AIM OF THE EXERCISE:
Count how many lines below contain the word "Eurolife", then give that number alone.

ENTRIES SUPPLIED:
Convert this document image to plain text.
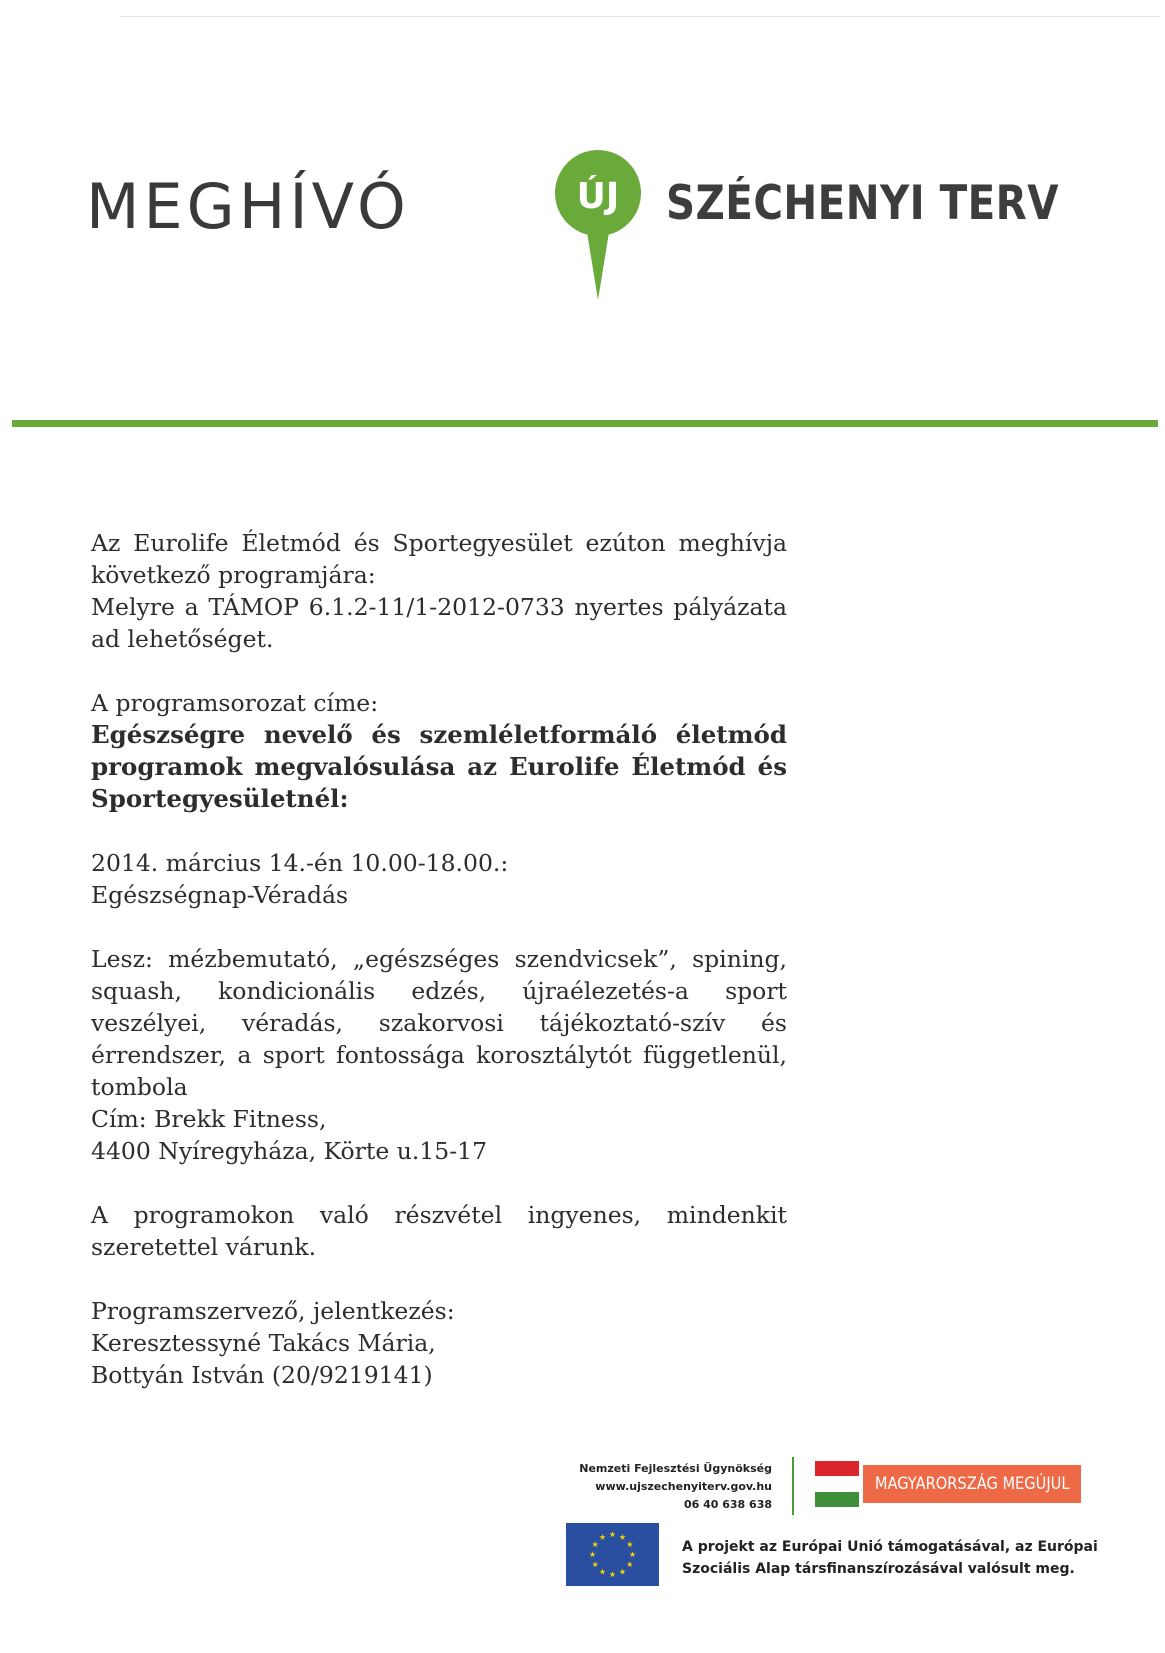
MEGHÍVÓ	ÚJ SZÉCHENYI TERV

Az Eurolife Életmód és Sportegyesület ezúton meghívja

következő programjára:

Melyre a TÁMOP 6.1.2-11/1-2012-0733 nyertes pályázata

ad lehetőséget.

A programsorozat címe:

Egészségre nevelő és szemléletformáló életmód

programok megvalósulása az Eurolife Életmód és

Sportegyesületnél:

2014. március 14.-én 10.00-18.00.:

Egészségnap-Véradás

Lesz: mézbemutató, „egészséges szendvicsek”, spining,

squash, kondicionális edzés, újraélezetés-a sport

veszélyei, véradás, szakorvosi tájékoztató-szív és

érrendszer, a sport fontossága korosztálytót függetlenül,

tombola

Cím: Brekk Fitness,

4400 Nyíregyháza, Körte u.15-17

A programokon való részvétel ingyenes, mindenkit

szeretettel várunk.

Programszervező, jelentkezés:

Keresztessyné Takács Mária,

Bottyán István (20/9219141)

Nemzeti Fejlesztési Ügynökség
www.ujszechenyiterv.gov.hu
06 40 638 638
MAGYARORSZÁG MEGÚJUL
A projekt az Európai Unió támogatásával, az Európai
Szociális Alap társfinanszírozásával valósult meg.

COMPLETED EXERCISE:
2